<<<<
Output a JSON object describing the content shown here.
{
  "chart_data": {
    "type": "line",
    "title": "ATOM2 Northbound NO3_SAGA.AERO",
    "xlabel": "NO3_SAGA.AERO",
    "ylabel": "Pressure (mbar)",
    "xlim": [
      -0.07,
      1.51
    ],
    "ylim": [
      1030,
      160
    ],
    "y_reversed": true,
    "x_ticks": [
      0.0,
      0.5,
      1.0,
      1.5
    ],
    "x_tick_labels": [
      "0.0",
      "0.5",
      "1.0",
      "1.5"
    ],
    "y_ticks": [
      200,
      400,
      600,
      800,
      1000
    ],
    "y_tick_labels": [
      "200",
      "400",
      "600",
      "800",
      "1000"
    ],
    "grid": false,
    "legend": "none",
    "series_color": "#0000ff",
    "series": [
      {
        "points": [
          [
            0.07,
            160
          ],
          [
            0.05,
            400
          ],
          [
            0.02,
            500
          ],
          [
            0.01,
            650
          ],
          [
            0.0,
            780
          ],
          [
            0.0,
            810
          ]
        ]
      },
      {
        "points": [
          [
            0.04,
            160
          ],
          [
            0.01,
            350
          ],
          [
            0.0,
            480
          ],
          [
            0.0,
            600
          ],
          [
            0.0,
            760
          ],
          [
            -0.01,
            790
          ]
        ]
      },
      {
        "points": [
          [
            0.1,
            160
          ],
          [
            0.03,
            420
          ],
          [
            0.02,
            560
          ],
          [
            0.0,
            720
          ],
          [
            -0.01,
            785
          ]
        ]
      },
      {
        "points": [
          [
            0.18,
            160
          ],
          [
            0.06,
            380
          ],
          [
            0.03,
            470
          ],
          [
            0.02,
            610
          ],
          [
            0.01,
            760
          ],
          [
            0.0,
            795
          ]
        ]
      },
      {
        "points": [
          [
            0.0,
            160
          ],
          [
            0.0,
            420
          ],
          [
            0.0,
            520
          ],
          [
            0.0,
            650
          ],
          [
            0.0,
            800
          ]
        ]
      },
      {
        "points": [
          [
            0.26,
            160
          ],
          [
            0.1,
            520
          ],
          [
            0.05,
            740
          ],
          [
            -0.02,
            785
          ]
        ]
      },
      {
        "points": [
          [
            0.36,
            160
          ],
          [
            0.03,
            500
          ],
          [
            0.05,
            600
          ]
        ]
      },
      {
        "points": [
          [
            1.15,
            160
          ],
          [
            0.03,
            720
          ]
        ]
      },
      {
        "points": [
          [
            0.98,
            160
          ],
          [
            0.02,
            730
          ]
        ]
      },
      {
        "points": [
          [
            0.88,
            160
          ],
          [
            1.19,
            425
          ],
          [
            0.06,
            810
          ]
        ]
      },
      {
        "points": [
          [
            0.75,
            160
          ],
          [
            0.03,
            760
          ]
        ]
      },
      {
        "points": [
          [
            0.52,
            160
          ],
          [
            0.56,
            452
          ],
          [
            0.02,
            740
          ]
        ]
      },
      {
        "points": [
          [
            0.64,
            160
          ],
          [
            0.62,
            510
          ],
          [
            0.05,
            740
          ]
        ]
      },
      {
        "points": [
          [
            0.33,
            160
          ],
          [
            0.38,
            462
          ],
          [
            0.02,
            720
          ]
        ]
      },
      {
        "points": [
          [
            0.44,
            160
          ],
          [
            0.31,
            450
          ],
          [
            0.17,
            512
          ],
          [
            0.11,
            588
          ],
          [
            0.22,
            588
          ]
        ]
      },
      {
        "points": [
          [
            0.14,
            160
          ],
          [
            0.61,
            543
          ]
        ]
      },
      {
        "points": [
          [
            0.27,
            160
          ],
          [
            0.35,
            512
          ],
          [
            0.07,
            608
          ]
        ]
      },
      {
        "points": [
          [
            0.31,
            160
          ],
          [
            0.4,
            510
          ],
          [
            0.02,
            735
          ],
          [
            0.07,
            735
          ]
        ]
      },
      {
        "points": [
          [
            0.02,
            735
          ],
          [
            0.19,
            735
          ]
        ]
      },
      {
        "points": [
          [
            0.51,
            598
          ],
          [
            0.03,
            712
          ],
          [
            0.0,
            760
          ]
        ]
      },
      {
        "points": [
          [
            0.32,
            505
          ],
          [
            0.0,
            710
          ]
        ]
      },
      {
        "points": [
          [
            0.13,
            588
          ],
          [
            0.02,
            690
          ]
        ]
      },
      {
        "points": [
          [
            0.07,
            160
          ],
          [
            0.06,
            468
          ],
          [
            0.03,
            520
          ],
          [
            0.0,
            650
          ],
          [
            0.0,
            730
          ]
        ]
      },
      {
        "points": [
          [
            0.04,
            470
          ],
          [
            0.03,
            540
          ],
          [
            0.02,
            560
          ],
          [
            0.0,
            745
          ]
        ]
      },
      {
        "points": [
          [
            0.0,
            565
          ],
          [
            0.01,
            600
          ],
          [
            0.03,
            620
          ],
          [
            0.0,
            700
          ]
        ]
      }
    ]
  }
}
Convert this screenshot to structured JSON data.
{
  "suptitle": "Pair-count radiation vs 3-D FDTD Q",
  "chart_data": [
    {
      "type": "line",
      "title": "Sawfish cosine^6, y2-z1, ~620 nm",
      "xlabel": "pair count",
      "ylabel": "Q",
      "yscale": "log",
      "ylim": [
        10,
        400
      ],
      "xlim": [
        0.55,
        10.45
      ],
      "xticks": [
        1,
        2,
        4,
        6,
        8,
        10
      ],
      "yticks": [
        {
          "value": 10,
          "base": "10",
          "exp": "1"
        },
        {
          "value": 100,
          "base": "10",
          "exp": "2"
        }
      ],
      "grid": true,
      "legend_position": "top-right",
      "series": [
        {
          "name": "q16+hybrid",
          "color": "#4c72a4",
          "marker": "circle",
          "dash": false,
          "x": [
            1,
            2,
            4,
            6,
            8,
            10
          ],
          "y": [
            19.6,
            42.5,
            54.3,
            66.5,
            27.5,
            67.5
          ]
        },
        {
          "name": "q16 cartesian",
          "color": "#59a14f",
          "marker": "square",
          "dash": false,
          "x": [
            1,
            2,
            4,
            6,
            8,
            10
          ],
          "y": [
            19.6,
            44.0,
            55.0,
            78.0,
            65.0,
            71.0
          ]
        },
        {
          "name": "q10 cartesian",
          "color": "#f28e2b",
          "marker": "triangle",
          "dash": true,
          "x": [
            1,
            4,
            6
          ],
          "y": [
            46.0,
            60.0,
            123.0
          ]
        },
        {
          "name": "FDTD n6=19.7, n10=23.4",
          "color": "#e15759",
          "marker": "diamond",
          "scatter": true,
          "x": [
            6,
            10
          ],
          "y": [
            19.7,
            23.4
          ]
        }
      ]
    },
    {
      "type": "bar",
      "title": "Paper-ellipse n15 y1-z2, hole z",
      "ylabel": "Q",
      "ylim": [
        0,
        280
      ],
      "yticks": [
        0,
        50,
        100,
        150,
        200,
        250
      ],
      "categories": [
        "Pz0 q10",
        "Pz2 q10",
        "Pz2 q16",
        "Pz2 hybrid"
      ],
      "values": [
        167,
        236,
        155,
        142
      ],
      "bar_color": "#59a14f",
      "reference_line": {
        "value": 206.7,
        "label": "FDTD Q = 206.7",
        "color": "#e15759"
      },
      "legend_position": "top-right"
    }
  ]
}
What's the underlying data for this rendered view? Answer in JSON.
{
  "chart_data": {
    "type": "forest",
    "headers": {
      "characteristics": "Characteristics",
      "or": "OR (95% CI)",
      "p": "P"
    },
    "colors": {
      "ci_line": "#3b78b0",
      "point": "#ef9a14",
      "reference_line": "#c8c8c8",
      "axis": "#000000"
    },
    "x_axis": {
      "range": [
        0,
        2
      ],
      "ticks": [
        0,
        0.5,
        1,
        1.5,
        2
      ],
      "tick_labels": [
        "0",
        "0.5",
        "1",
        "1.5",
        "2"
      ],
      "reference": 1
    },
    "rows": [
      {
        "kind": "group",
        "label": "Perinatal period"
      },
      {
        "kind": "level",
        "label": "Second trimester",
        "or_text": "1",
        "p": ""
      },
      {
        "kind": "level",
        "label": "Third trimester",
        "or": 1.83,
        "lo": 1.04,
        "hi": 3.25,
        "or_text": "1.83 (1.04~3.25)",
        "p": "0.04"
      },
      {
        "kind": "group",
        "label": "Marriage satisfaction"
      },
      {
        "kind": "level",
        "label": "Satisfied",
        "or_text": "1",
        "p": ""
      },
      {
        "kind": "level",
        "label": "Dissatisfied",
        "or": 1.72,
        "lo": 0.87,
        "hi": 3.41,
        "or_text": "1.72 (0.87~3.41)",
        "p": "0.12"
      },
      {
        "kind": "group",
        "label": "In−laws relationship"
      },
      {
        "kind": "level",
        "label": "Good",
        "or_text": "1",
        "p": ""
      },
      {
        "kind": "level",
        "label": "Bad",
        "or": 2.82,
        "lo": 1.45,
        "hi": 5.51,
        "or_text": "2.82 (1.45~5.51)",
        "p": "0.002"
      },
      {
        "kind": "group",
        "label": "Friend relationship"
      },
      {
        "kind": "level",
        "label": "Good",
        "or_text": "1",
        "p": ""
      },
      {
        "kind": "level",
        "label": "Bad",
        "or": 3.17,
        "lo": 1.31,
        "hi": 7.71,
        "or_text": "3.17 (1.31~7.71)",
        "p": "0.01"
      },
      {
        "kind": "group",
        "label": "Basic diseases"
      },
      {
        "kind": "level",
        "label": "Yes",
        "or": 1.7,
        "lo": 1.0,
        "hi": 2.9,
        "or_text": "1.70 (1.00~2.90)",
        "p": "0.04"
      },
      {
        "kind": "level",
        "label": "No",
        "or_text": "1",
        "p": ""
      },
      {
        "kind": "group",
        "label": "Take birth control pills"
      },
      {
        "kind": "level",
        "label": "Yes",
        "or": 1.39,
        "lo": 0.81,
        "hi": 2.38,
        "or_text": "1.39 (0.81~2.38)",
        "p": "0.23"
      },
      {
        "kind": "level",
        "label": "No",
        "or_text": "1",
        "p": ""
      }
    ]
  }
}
>>>>
WRITTEN PROBLEM: Report only the number of lines in the listing that contain the word "count".

SOLVED PROBLEM: 2